PROBLEM TO SOLVE: Give, as a bare number, the count of lines that contain the word "общераспространенных".
=== RECORDS PROVIDED ===
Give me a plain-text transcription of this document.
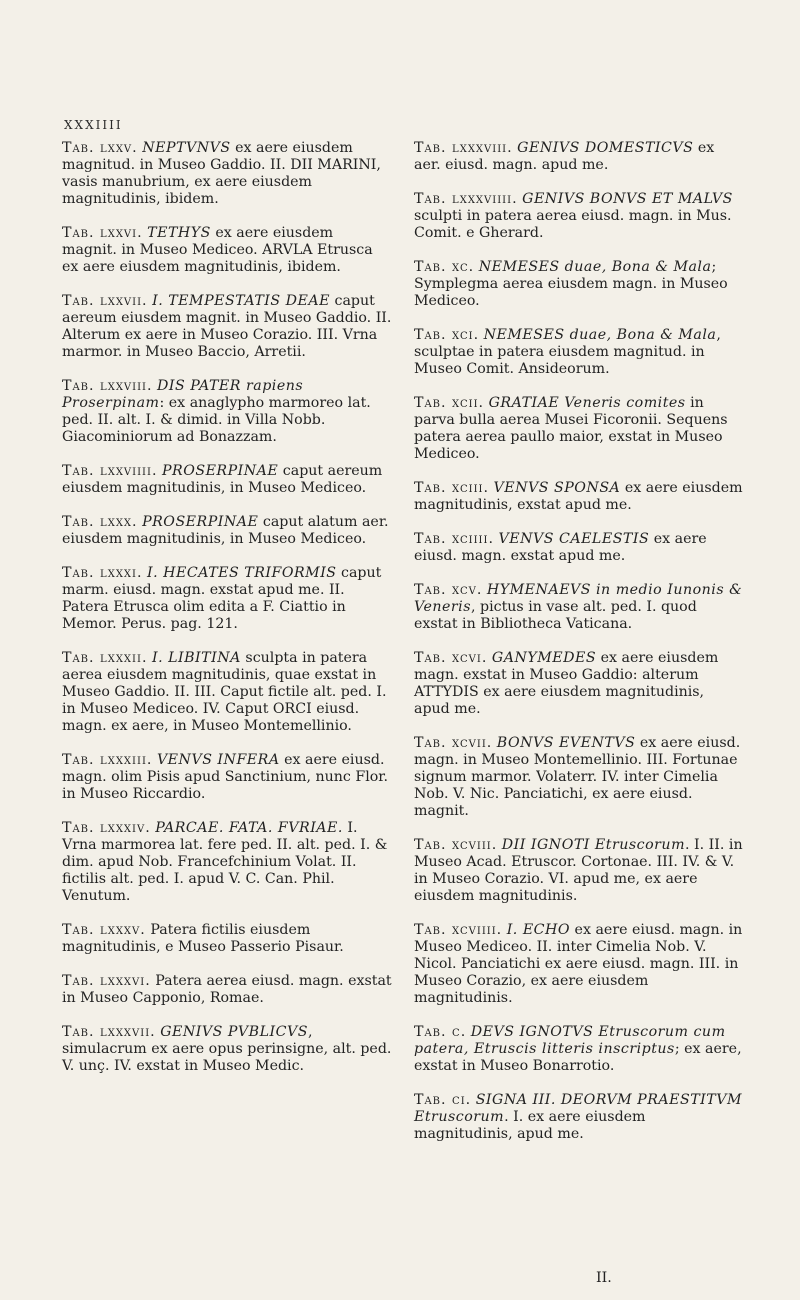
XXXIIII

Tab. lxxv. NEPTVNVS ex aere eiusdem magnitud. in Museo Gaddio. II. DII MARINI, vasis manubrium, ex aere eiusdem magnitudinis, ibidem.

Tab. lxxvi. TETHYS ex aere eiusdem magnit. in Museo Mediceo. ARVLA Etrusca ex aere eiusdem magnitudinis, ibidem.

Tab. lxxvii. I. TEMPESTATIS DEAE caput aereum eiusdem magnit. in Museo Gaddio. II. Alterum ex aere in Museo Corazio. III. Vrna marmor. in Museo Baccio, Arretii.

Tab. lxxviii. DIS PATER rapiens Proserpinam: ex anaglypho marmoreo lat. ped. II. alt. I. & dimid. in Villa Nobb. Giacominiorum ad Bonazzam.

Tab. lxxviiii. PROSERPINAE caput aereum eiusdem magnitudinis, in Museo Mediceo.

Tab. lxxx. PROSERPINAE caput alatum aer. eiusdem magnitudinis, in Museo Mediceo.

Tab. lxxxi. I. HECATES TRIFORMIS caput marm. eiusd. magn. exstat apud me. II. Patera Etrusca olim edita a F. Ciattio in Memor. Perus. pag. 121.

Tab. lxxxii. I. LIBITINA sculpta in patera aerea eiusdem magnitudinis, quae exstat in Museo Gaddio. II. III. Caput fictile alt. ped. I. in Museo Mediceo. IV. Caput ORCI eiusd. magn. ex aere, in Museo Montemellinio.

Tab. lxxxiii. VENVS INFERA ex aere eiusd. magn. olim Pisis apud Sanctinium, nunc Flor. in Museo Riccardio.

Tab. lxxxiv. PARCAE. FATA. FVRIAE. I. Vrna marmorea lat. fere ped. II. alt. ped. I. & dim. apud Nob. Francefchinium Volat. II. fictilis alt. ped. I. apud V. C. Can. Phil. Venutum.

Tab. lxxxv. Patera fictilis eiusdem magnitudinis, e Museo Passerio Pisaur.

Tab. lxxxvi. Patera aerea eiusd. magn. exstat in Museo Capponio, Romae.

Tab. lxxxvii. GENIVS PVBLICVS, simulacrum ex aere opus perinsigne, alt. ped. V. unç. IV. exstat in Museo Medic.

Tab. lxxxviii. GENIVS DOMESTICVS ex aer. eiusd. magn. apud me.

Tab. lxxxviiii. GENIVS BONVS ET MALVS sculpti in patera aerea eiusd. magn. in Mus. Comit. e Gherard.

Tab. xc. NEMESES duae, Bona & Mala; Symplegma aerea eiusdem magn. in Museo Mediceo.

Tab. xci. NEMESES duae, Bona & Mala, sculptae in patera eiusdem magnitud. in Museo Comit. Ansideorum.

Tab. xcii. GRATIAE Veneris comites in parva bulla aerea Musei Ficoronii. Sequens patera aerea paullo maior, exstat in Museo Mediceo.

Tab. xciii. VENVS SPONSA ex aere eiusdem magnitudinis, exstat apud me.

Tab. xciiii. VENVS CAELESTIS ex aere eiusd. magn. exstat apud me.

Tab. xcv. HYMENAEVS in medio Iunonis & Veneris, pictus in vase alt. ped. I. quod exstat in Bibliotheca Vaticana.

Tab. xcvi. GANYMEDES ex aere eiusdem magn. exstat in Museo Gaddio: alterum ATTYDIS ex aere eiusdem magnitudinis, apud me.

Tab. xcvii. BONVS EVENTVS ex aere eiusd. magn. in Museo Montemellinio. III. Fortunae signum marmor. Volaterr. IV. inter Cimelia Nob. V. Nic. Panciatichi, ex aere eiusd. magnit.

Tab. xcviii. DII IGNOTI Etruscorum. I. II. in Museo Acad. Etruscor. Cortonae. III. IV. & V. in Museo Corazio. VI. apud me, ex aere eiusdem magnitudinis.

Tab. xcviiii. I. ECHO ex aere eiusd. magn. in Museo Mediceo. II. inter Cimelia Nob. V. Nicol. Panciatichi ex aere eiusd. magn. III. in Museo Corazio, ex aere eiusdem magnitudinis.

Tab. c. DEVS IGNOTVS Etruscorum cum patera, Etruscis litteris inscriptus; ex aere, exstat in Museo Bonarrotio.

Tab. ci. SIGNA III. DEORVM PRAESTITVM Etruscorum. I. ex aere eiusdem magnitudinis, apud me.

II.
===
=== RECORDS PROVIDED ===
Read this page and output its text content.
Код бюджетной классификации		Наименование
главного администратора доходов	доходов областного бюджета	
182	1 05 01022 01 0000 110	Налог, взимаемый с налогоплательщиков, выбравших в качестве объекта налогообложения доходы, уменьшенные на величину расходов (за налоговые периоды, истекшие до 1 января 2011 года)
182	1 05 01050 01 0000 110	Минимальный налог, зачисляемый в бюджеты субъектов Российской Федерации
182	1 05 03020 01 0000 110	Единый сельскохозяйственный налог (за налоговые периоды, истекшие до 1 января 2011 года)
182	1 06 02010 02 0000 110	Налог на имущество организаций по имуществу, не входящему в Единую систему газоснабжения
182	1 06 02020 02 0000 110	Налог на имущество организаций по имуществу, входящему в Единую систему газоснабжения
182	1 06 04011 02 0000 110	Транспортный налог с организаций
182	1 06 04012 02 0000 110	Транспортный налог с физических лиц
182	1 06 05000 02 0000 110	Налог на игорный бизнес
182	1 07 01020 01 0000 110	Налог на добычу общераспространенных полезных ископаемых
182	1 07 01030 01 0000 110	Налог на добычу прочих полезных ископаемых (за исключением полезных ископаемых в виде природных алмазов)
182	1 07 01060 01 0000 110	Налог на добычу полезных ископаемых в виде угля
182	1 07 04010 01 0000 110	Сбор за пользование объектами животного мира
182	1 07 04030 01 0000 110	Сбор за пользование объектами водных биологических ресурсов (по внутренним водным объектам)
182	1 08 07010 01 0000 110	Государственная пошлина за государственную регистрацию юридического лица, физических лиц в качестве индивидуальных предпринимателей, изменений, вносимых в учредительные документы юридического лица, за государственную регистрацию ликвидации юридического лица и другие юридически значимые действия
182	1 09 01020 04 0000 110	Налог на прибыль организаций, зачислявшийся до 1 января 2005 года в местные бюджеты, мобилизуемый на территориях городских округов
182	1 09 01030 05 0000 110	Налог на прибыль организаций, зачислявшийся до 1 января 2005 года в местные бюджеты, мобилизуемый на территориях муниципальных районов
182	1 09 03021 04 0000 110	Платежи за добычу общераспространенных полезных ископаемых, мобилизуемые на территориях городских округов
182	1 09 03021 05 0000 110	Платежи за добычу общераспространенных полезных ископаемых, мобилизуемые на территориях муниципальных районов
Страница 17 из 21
===
=== RECORDS PROVIDED ===
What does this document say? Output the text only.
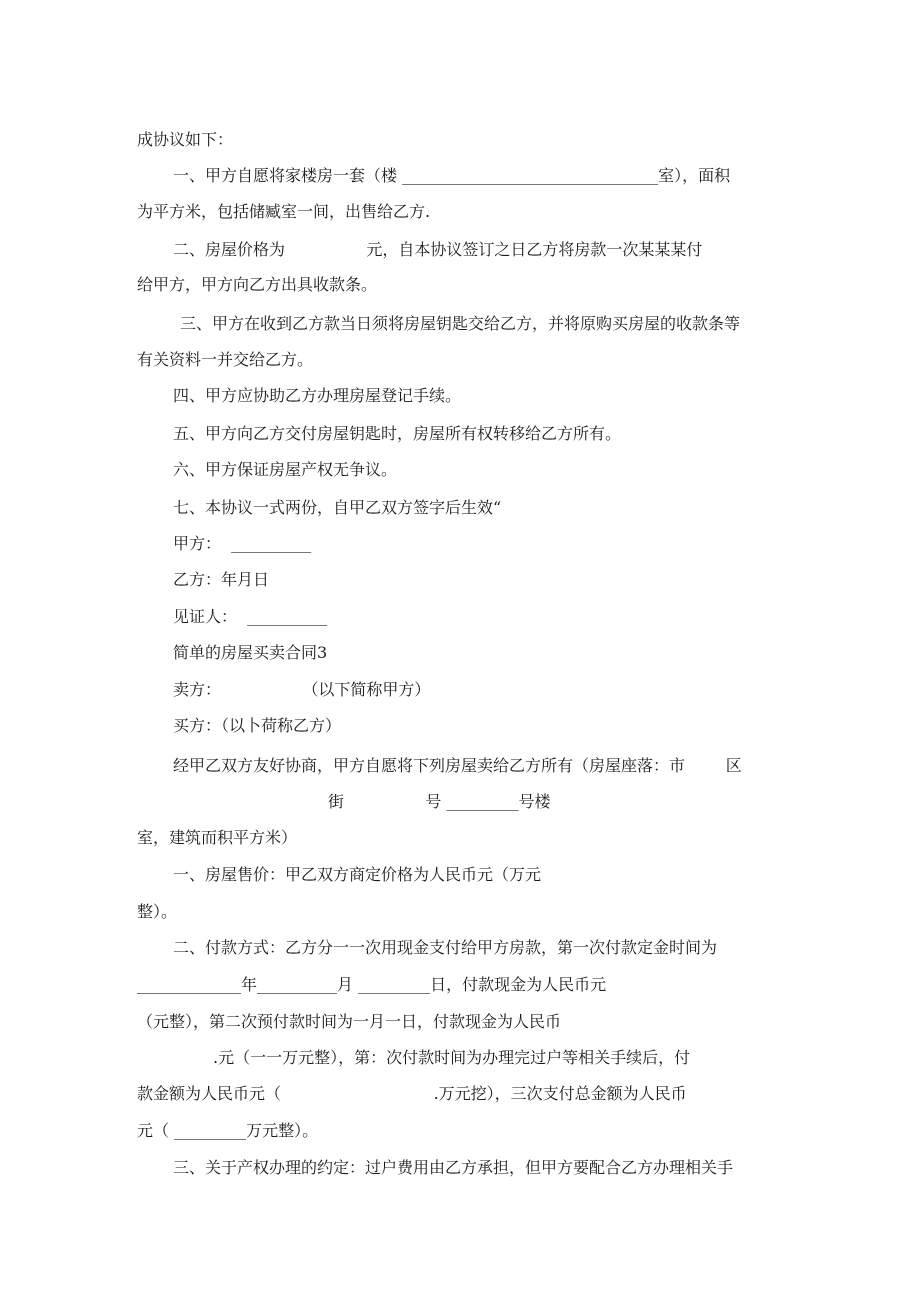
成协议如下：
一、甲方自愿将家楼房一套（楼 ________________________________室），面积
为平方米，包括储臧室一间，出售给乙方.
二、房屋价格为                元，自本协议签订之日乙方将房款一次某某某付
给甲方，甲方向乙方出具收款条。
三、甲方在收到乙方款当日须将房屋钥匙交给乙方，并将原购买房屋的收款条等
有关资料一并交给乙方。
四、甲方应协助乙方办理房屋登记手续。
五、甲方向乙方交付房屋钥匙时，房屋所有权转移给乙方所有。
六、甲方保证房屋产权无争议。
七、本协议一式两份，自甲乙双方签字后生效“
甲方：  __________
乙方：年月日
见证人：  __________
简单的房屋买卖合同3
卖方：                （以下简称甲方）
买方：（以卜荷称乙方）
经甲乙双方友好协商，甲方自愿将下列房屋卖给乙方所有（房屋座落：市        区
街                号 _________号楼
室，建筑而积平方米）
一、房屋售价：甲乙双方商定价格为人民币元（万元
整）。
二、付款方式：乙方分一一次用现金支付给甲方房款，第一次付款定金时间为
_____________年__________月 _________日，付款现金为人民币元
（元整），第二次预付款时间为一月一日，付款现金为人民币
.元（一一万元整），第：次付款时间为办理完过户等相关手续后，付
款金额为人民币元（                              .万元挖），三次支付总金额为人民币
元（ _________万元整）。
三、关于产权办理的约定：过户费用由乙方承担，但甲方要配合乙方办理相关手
===
ANSWER TO THE EXERCISE: 3